→ Entries supplied
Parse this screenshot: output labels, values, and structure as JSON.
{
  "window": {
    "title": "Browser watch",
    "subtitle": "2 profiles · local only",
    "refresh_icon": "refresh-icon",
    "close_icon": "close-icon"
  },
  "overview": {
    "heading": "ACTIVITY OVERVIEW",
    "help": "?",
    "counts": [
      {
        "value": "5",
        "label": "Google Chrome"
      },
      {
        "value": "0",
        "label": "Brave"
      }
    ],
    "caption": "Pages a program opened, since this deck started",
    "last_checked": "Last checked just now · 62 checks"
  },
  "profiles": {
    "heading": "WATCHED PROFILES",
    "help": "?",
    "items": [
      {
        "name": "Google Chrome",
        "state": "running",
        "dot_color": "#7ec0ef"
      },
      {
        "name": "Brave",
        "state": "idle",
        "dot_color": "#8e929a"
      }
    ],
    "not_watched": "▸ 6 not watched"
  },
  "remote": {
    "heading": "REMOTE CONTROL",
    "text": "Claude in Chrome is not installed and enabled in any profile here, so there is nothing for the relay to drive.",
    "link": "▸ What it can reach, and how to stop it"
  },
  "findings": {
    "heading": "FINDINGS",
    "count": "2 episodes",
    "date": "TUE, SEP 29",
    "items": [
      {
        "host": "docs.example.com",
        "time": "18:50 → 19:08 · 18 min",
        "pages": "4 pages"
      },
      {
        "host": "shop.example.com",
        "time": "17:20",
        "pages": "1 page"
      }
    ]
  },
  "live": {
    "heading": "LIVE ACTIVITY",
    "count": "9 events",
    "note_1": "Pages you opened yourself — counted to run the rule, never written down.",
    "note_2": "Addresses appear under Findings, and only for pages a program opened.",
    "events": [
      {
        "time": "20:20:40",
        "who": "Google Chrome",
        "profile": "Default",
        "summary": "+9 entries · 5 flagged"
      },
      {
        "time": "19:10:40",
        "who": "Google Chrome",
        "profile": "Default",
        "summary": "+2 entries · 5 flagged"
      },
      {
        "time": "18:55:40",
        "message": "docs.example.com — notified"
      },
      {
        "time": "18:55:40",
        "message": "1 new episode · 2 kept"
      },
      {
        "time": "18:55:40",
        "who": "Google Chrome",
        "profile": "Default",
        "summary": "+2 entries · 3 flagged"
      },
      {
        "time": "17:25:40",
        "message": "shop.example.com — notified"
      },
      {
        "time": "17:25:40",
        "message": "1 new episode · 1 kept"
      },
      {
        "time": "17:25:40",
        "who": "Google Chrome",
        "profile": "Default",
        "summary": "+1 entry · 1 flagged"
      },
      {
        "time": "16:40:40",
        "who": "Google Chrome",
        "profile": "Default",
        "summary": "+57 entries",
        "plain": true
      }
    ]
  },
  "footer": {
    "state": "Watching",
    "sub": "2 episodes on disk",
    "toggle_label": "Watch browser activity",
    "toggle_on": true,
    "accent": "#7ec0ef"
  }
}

→ What the exercise asks
Take the lines above and print them exactly.

→ Output
Parse this screenshot: output labels, values, and structure as JSON.
{
  "window": {
    "title": "Browser watch",
    "subtitle": "2 profiles · local only",
    "refresh_icon": "refresh-icon",
    "close_icon": "close-icon"
  },
  "overview": {
    "heading": "ACTIVITY OVERVIEW",
    "help": "?",
    "counts": [
      {
        "value": "5",
        "label": "Google Chrome"
      },
      {
        "value": "0",
        "label": "Brave"
      }
    ],
    "caption": "Pages a program opened, since this deck started",
    "last_checked": "Last checked just now · 62 checks"
  },
  "profiles": {
    "heading": "WATCHED PROFILES",
    "help": "?",
    "items": [
      {
        "name": "Google Chrome",
        "state": "running",
        "dot_color": "#7ec0ef"
      },
      {
        "name": "Brave",
        "state": "idle",
        "dot_color": "#8e929a"
      }
    ],
    "not_watched": "▸ 6 not watched"
  },
  "remote": {
    "heading": "REMOTE CONTROL",
    "text": "Claude in Chrome is not installed and enabled in any profile here, so there is nothing for the relay to drive.",
    "link": "▸ What it can reach, and how to stop it"
  },
  "findings": {
    "heading": "FINDINGS",
    "count": "2 episodes",
    "date": "TUE, SEP 29",
    "items": [
      {
        "host": "docs.example.com",
        "time": "18:50 → 19:08 · 18 min",
        "pages": "4 pages"
      },
      {
        "host": "shop.example.com",
        "time": "17:20",
        "pages": "1 page"
      }
    ]
  },
  "live": {
    "heading": "LIVE ACTIVITY",
    "count": "9 events",
    "note_1": "Pages you opened yourself — counted to run the rule, never written down.",
    "note_2": "Addresses appear under Findings, and only for pages a program opened.",
    "events": [
      {
        "time": "20:20:40",
        "who": "Google Chrome",
        "profile": "Default",
        "summary": "+9 entries · 5 flagged"
      },
      {
        "time": "19:10:40",
        "who": "Google Chrome",
        "profile": "Default",
        "summary": "+2 entries · 5 flagged"
      },
      {
        "time": "18:55:40",
        "message": "docs.example.com — notified"
      },
      {
        "time": "18:55:40",
        "message": "1 new episode · 2 kept"
      },
      {
        "time": "18:55:40",
        "who": "Google Chrome",
        "profile": "Default",
        "summary": "+2 entries · 3 flagged"
      },
      {
        "time": "17:25:40",
        "message": "shop.example.com — notified"
      },
      {
        "time": "17:25:40",
        "message": "1 new episode · 1 kept"
      },
      {
        "time": "17:25:40",
        "who": "Google Chrome",
        "profile": "Default",
        "summary": "+1 entry · 1 flagged"
      },
      {
        "time": "16:40:40",
        "who": "Google Chrome",
        "profile": "Default",
        "summary": "+57 entries",
        "plain": true
      }
    ]
  },
  "footer": {
    "state": "Watching",
    "sub": "2 episodes on disk",
    "toggle_label": "Watch browser activity",
    "toggle_on": true,
    "accent": "#7ec0ef"
  }
}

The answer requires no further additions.